Tout vient à point à qui sait attendre, dit le dicton. Un dicton qui sied parfaitement au nouveau documentaire de Sylvie Groulx, La passion selon Gabriel, consacré à son oncle, le comédien Gabriel Gascon.

Dans la grande famille des Gascon (14 enfants, dont Jean et Gabriel), d’aucuns souhaitaient que la documentariste Sylvie Groulx, nièce maternelle des deux hommes de théâtre et cousine de Nathalie, tourne sa caméra vers Gabriel. Mais pour elle, pas question d’en faire une œuvre de jeunesse.

Elle a donné le temps au temps, enfilant, depuis 1976, une douzaine de documentaires, dont bien sûr La classe de madame Lise, prix Jutra du meilleur documentaire en 2006. À la même époque, en plein milieu d’une grande fête de famille, Sylvie Groulx a tourné les yeux vers son oncle et s’est dit que le temps était venu.

« C’est la première fois que je me retrouve sur un terrain aussi intime, dit-elle dans un restaurant du quartier Hochelaga-Maisonneuve situé à deux pas de sa résidence. Avant, je me trouvais trop jeune. Je ne voulais pas qu’on me dise que je voulais montrer que j’appartiens à une famille connue. »

De toute manière, le comédien ne courait pas non plus après l’idée de défendre le rôle-titre d’un documentaire. Homme coffre-fort, Gascon est bien davantage chez lui sur les planches ou dans la peau d’un personnage. Sylvie Groulx ne cache pas qu’il y a eu une période d’apprivoisement.

« Gabriel est une personne de famille, dit-elle. Il a un grand sens de la famille (il est père de huit enfants), mais c’est en même temps quelqu’un de très discret. Il n’aime pas avoir les projecteurs sur lui, à moins que ce ne soit pour jouer. Au fil de nos rencontres, je l’ai découvert petit à petit. C’est un être mystérieux, très intérieur. Il est davantage dans l’écoute. C’est peut-être ce qui fait de lui un bon acteur. »

S’animer autrement

Principalement consacré à sa vie professionnelle, le film se penche néanmoins sur quelques pans de la vie personnelle du comédien. C’est loin d’être inintéressant. Surtout lorsque Gascon porte un regard sur lui-même.

### Consigne 1:
D'après l'article sur le documentaire de Sylvie Groulx, quel prix a remporté La classe de madame Lise, et en quelle année?
### Consigne 2:
Poursuivez l'article sur le documentaire de Sylvie Groulx à la suite de sa dernière phrase.
Les lignes ci-après forment un matériau indépendant de l'article.

### Documents fournis:
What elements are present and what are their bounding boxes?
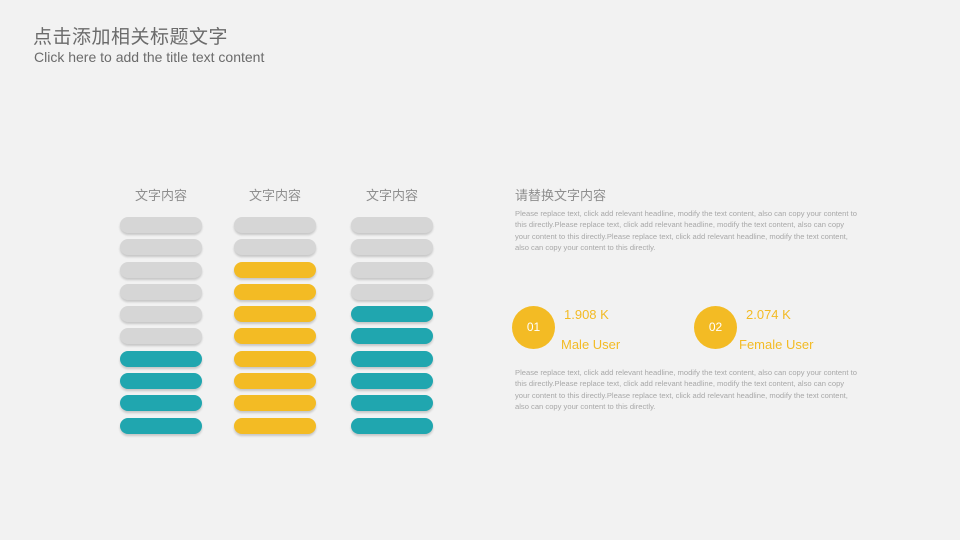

### Réponse 1:
Le prix Jutra du meilleur documentaire, en 2006.

### Réponse 2:
Enfant, Gascon fut très malade, au point de ne pas aller à l’école. Ce qui ne l’a pas empêché de nourrir son âme d’art dramatique. « Il s’échappait de la maison et allait voir tous les spectacles de variétés en ville. Il était de connivence avec les portiers des salles », dit Mme Groulx.

Gascon évoque cette période avec une étincelle de malice dans les yeux. « J’ai appris à développer le mensonge. J’avais une part de culpabilité qui était très excitante », dit-il.
Ayant autant joué au cinéma qu’à la télévision, c’est tout de même sur les planches que Gabriel Gascon, 84 ans, a vécu les hauts faits de sa carrière.

« Il s’animait d’une façon différente en parlant de théâtre, dit Sylvie Groulx. Il avait toutes sortes de souvenirs qui le ramenaient au théâtre. Il a aimé toutes les facettes de son métier, mais le théâtre, c’était autre chose. »

Lorsqu’elle a décidé de l’amener sur les planches du Théâtre de Quat’Sous afin de revisiter plusieurs des personnages qu’il a incarnés, M. Gascon s’est tout de suite senti chez lui.

Son travail en compagnie du metteur en scène Denis Marleau a été prolifique. Le documentaire s’y attarde longuement, insistant sur ce qu’on pourrait sans gêne appeler la « méthode Gascon », à travers laquelle le comédien se fond petit à petit dans un personnage.

« Lorsque j’ai contacté Gabriel, il était dans une période assez intense de sa vie d’acteur, dit Mme Groulx. Il travaillait beaucoup avec Denis Marleau, qui lui a donné des rôles très importants dans sa carrière. Marleau lui a offert des rôles superbes. Et Gabriel, qui est en recherche constante, quitte à se lever la nuit pour réfléchir, a mis parfois des mois à trouver ses personnages. »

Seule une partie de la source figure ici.